▶ **Exercise details**: Scan the entries below and report only how many lines contain "content".

A block of data:
_ _ _ _ _
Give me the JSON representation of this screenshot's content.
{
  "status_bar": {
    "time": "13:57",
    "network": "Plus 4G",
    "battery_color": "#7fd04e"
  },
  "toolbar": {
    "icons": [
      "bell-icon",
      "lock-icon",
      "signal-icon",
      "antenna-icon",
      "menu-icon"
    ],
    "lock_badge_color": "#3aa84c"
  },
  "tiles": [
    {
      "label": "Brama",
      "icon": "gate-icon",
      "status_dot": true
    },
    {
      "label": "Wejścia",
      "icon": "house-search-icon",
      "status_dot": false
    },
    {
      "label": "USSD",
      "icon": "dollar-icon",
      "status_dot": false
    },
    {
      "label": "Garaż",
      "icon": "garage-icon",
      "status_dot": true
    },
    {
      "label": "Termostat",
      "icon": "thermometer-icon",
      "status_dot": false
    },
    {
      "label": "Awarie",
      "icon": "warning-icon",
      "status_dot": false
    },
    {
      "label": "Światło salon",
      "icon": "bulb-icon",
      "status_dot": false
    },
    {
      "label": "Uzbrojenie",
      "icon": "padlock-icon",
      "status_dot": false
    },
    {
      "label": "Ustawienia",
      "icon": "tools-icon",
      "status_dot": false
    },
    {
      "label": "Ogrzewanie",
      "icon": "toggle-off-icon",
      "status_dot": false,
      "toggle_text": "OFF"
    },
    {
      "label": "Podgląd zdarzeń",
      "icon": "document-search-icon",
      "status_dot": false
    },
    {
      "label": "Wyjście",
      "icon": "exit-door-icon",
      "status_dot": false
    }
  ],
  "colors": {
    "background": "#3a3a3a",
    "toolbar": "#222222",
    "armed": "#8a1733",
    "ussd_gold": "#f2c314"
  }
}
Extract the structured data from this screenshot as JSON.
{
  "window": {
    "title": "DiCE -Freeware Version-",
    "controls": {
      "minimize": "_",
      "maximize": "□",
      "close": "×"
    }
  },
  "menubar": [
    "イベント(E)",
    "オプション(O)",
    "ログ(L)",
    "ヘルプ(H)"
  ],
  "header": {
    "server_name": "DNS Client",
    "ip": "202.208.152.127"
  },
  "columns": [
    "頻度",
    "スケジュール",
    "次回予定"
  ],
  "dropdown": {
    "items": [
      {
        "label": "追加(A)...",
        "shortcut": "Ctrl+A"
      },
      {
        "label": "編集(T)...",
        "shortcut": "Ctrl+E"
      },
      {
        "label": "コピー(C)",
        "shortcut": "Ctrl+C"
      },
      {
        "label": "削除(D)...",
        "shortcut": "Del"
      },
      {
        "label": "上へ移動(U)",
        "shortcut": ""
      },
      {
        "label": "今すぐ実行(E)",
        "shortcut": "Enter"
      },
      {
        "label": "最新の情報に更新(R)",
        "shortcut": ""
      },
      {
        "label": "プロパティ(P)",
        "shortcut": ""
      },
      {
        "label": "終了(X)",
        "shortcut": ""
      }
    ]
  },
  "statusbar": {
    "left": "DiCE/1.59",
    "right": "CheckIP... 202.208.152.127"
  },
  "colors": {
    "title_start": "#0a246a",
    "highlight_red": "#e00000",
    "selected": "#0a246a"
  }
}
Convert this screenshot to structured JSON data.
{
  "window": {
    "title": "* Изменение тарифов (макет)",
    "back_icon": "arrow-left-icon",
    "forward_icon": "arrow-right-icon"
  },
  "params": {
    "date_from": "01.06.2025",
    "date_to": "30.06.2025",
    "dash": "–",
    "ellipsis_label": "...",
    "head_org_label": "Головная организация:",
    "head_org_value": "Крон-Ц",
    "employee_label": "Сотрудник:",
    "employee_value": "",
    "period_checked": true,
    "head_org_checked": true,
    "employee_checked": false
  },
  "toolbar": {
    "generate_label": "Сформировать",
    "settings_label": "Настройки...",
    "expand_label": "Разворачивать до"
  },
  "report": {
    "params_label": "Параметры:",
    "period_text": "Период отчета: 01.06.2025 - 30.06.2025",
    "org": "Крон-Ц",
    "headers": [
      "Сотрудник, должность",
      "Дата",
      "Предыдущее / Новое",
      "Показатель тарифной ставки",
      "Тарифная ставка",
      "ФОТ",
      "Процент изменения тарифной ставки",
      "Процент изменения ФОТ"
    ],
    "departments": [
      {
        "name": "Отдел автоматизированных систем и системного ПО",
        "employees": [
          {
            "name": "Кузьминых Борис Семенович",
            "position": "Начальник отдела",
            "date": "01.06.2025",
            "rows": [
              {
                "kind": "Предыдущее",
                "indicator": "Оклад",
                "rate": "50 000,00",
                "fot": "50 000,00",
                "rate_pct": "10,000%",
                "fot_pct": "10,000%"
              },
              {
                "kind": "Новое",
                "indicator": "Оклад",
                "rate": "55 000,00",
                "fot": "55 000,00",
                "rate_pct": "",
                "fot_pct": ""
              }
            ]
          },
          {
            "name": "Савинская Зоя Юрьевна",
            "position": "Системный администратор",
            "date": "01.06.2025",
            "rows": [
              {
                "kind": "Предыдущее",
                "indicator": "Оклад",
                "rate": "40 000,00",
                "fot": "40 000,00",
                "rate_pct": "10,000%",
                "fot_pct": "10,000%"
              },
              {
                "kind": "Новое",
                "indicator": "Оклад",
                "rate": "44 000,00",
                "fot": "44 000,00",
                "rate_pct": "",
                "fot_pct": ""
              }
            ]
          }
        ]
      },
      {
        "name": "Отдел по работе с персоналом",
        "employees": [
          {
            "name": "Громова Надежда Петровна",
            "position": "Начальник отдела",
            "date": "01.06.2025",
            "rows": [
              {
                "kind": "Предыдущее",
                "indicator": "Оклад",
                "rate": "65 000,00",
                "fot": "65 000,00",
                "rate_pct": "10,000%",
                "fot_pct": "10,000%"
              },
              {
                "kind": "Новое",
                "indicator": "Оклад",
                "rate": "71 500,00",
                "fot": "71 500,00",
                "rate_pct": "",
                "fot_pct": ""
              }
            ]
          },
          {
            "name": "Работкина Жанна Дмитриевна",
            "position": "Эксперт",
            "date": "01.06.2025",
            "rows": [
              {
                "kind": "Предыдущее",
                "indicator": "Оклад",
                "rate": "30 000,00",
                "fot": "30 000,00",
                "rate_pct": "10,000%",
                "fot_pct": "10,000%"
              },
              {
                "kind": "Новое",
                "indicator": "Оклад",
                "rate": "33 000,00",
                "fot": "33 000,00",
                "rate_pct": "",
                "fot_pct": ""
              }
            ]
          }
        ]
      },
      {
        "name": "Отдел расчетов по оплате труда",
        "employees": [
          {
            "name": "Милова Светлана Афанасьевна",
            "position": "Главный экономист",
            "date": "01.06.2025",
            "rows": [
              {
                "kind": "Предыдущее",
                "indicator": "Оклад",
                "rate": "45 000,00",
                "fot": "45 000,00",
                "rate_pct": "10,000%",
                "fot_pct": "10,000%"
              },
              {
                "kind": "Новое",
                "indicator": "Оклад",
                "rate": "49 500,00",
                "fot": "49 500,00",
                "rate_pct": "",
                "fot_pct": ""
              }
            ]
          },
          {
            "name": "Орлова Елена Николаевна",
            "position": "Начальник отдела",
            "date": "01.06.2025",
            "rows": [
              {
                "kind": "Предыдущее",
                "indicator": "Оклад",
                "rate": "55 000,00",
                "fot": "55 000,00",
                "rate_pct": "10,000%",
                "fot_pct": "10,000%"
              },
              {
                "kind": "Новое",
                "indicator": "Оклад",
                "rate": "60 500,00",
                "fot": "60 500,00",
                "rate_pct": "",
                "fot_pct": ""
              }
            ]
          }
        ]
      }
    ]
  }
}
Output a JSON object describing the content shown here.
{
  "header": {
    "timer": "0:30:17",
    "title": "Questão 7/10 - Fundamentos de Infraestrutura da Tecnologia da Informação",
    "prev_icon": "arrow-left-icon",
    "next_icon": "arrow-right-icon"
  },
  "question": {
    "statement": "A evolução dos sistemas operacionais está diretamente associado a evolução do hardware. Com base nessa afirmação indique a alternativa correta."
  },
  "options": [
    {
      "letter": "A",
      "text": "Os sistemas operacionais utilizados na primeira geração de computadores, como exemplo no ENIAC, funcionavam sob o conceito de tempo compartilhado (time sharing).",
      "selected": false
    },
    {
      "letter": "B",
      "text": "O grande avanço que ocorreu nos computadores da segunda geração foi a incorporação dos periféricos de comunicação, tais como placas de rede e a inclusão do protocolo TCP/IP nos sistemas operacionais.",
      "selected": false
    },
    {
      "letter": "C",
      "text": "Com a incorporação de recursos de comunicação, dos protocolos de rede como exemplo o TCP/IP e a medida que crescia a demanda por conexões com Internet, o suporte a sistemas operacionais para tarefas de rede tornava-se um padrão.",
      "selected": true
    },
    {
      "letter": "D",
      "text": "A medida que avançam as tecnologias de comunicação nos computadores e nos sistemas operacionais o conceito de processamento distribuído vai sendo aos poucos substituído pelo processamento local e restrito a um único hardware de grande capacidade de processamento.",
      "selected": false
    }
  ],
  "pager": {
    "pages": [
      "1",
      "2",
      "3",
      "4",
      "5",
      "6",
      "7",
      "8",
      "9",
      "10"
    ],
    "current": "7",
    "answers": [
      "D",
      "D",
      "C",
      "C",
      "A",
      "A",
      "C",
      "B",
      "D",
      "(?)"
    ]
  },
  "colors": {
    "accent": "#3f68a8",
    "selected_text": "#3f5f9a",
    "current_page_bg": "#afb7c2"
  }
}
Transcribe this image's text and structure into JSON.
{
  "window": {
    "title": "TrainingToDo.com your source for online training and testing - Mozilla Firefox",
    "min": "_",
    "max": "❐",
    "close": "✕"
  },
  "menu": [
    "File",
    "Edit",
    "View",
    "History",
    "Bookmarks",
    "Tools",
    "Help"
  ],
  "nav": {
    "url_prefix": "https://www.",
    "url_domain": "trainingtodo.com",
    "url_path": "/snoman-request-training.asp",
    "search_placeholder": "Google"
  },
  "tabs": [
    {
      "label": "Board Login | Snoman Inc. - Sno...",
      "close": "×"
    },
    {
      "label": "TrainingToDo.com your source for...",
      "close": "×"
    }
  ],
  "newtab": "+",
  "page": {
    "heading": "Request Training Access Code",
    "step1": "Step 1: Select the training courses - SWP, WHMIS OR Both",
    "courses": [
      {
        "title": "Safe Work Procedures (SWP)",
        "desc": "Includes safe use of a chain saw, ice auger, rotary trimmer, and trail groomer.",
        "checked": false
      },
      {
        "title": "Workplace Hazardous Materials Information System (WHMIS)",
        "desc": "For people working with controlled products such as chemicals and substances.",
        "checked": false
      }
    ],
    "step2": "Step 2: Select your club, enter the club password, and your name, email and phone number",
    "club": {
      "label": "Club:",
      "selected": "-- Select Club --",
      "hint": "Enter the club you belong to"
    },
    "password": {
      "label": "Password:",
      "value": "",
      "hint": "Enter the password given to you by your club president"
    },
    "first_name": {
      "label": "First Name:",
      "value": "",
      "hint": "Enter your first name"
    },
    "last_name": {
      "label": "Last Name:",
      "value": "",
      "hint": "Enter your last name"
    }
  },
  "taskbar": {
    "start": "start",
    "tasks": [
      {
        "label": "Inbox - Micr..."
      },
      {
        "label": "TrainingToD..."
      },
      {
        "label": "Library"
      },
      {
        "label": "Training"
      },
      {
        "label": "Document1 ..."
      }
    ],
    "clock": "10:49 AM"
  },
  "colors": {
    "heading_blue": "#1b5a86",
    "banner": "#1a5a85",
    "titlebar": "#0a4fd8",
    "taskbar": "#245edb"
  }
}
_ _ _ _ _
▶ **Worked solution**: 2